Written task
Reproduce the listing below exactly. Pictures do not belong in the copy.

Stored items

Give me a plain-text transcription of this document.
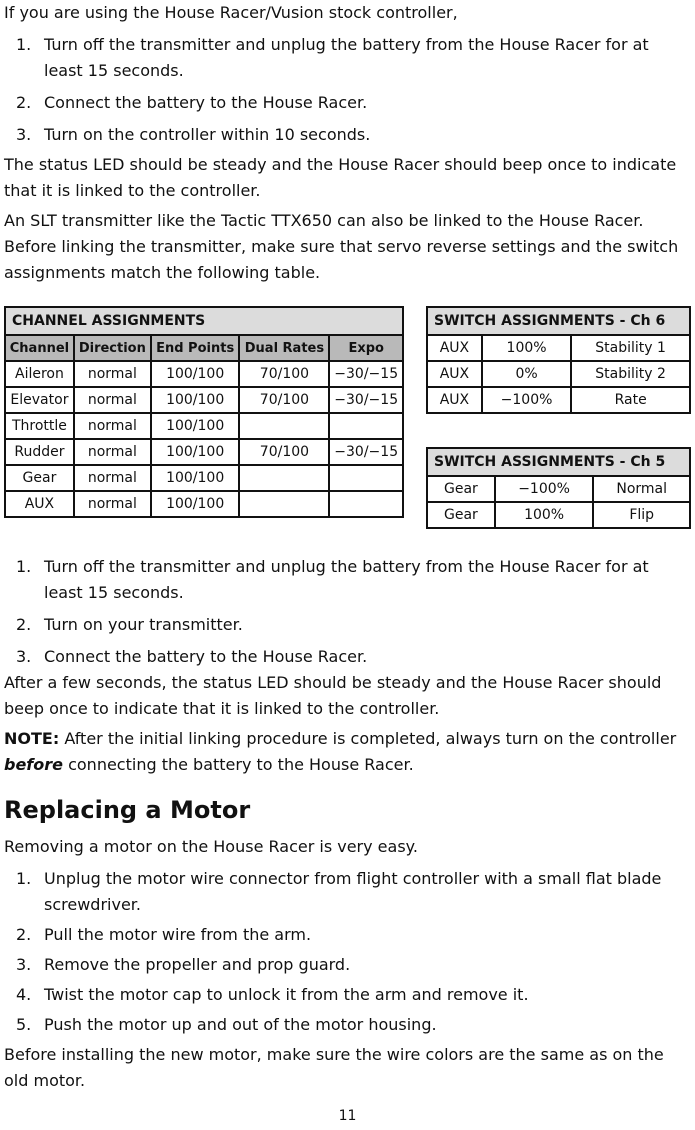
If you are using the House Racer/Vusion stock controller,

1. Turn off the transmitter and unplug the battery from the House Racer for at least 15 seconds.
2. Connect the battery to the House Racer.
3. Turn on the controller within 10 seconds.

The status LED should be steady and the House Racer should beep once to indicate that it is linked to the controller.

An SLT transmitter like the Tactic TTX650 can also be linked to the House Racer. Before linking the transmitter, make sure that servo reverse settings and the switch assignments match the following table.

CHANNEL ASSIGNMENTS				
Channel	Direction	End Points	Dual Rates	Expo
Aileron	normal	100/100	70/100	−30/−15
Elevator	normal	100/100	70/100	−30/−15
Throttle	normal	100/100		
Rudder	normal	100/100	70/100	−30/−15
Gear	normal	100/100		
AUX	normal	100/100		
SWITCH ASSIGNMENTS - Ch 6		
AUX	100%	Stability 1
AUX	0%	Stability 2
AUX	−100%	Rate
SWITCH ASSIGNMENTS - Ch 5		
Gear	−100%	Normal
Gear	100%	Flip
1. Turn off the transmitter and unplug the battery from the House Racer for at least 15 seconds.
2. Turn on your transmitter.
3. Connect the battery to the House Racer.

After a few seconds, the status LED should be steady and the House Racer should beep once to indicate that it is linked to the controller.

NOTE: After the initial linking procedure is completed, always turn on the controller before connecting the battery to the House Racer.

Replacing a Motor

Removing a motor on the House Racer is very easy.

1. Unplug the motor wire connector from flight controller with a small flat blade screwdriver.
2. Pull the motor wire from the arm.
3. Remove the propeller and prop guard.
4. Twist the motor cap to unlock it from the arm and remove it.
5. Push the motor up and out of the motor housing.

Before installing the new motor, make sure the wire colors are the same as on the old motor.

11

Full solution
Give me a plain-text transcription of this document.
If you are using the House Racer/Vusion stock controller,

1. Turn off the transmitter and unplug the battery from the House Racer for at least 15 seconds.
2. Connect the battery to the House Racer.
3. Turn on the controller within 10 seconds.

The status LED should be steady and the House Racer should beep once to indicate that it is linked to the controller.

An SLT transmitter like the Tactic TTX650 can also be linked to the House Racer. Before linking the transmitter, make sure that servo reverse settings and the switch assignments match the following table.

CHANNEL ASSIGNMENTS				
Channel	Direction	End Points	Dual Rates	Expo
Aileron	normal	100/100	70/100	−30/−15
Elevator	normal	100/100	70/100	−30/−15
Throttle	normal	100/100		
Rudder	normal	100/100	70/100	−30/−15
Gear	normal	100/100		
AUX	normal	100/100		
SWITCH ASSIGNMENTS - Ch 6		
AUX	100%	Stability 1
AUX	0%	Stability 2
AUX	−100%	Rate
SWITCH ASSIGNMENTS - Ch 5		
Gear	−100%	Normal
Gear	100%	Flip
1. Turn off the transmitter and unplug the battery from the House Racer for at least 15 seconds.
2. Turn on your transmitter.
3. Connect the battery to the House Racer.

After a few seconds, the status LED should be steady and the House Racer should beep once to indicate that it is linked to the controller.

NOTE: After the initial linking procedure is completed, always turn on the controller before connecting the battery to the House Racer.

Replacing a Motor

Removing a motor on the House Racer is very easy.

1. Unplug the motor wire connector from flight controller with a small flat blade screwdriver.
2. Pull the motor wire from the arm.
3. Remove the propeller and prop guard.
4. Twist the motor cap to unlock it from the arm and remove it.
5. Push the motor up and out of the motor housing.

Before installing the new motor, make sure the wire colors are the same as on the old motor.

11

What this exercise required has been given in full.